UNITED STATES
SECURITIES AND EXCHANGE COMMISSION
Washington, D.C. 20549
FORM 8-K
CURRENT REPORT
PURSUANT TO SECTION 13 OR 15(d)
OF THE SECURITIES EXCHANGE ACT OF 1934
Date of Report (Date of earliest event reported): May 2, 2014
EXELIXIS, INC.
(Exact name of registrant as specified in its charter)
Delaware | 0-30235 | 04-3257395 | ||
(State or Other Jurisdiction of Incorporation) |
(Commission File Number) |
(IRS Employer Identification No.) |
210 East Grand Ave.
South San Francisco, California 94080
(Address of principal executive offices, and including zip code)
(650) 837-7000
(Registrants telephone number, including area code)
Check the appropriate box below if the Form 8-K filing is intended to simultaneously satisfy the filing obligation of the registrant under any of the following provisions (see General Instruction A.2. below):
¨ | Written communications pursuant to Rule 425 under the Securities Act (17 CFR 230.425) |
¨ | Soliciting material pursuant to Rule 14a-12 under the Exchange Act (17 CFR 240.14a-12) |
¨ | Pre-commencement communications pursuant to Rule 14d-2(b) under the Exchange Act (17 CFR 240.14d-2(b)) |
¨ | Pre-commencement communications pursuant to Rule 13e-4(c) under the Exchange Act (17 CFR 240.13e-4(c)) |
Item 5.02. Departure of Directors or Certain Officers; Election of Directors; Appointment of Certain Officers; Compensatory Arrangements of Certain Officers.

=-=-=-=-=

■ QUESTIONS TO ANSWER:
1) Please duplicate part of the Exelixis Form 8-K word for word: begin at the words "OF THE SECURITIES" and stop after "in its charter)".
2) In one to three sentences, explain why a filer of the Exelixis Form 8-K would check one of the boxes under the instruction about filing obligations.
The lines that follow were drawn from a different source than the Exelixis Form 8-K.

■ EXTRACTED INFORMATION:

=-=-=-=-=

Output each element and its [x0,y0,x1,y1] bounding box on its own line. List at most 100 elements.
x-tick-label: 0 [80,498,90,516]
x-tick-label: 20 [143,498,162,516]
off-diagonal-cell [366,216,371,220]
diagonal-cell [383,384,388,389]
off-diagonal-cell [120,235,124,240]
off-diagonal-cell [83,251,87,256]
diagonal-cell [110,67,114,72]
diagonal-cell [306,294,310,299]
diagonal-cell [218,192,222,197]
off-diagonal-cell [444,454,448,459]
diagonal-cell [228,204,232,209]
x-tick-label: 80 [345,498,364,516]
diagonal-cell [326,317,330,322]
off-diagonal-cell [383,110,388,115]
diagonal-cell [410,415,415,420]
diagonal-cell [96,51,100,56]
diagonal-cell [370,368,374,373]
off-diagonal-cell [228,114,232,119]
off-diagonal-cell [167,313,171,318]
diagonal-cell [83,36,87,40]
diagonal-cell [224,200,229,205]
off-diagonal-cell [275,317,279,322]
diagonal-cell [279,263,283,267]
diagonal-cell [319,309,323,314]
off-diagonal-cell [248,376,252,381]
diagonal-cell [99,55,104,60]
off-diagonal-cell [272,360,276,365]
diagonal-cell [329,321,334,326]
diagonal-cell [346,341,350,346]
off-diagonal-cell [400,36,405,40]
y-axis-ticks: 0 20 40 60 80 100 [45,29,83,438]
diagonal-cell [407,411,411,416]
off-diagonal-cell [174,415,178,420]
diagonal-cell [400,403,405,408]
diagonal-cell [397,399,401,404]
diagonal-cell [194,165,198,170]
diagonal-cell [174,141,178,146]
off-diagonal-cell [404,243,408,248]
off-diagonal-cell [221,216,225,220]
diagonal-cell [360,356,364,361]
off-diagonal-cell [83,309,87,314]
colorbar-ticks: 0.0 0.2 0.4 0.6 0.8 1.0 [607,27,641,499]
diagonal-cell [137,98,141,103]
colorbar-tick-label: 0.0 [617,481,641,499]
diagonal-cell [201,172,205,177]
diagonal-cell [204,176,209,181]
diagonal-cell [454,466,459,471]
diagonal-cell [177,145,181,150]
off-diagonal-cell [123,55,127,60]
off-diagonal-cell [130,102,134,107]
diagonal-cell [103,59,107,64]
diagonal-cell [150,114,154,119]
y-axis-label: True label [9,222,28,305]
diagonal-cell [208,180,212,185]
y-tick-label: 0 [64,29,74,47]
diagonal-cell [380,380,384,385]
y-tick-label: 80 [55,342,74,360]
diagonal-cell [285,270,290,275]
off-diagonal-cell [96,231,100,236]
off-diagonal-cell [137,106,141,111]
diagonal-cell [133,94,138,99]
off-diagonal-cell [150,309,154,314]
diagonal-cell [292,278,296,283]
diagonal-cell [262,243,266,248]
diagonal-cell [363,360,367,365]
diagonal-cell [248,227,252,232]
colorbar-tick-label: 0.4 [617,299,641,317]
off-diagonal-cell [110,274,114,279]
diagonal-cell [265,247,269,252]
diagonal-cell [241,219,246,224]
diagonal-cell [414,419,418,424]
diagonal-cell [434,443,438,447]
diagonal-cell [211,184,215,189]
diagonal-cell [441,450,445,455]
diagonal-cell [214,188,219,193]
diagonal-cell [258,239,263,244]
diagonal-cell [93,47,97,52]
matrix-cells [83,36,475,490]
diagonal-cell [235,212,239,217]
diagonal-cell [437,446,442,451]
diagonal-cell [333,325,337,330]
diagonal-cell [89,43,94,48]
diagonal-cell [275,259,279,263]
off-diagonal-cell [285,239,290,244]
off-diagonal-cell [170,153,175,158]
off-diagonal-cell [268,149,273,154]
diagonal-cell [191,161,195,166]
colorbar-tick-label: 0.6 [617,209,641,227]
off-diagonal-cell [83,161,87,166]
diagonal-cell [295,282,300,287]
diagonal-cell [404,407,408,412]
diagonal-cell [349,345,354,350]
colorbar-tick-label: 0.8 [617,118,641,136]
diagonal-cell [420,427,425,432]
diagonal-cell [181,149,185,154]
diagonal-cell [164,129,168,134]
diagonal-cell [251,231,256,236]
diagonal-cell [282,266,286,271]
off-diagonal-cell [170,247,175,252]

=-=-=-=-=

■ RESULTS IN ORDER:
1)
OF THE SECURITIES EXCHANGE ACT OF 1934
Date of Report (Date of earliest event reported): May 2, 2014
EXELIXIS, INC.
(Exact name of registrant as specified in its charter)

2) A box is checked if the Form 8-K filing is intended to simultaneously satisfy the registrant's filing obligation under one of the listed provisions. These provisions are Rule 425 under the Securities Act, Rule 14a-12 under the Exchange Act, Rule 14d-2(b) under the Exchange Act, and Rule 13e-4(c) under the Exchange Act.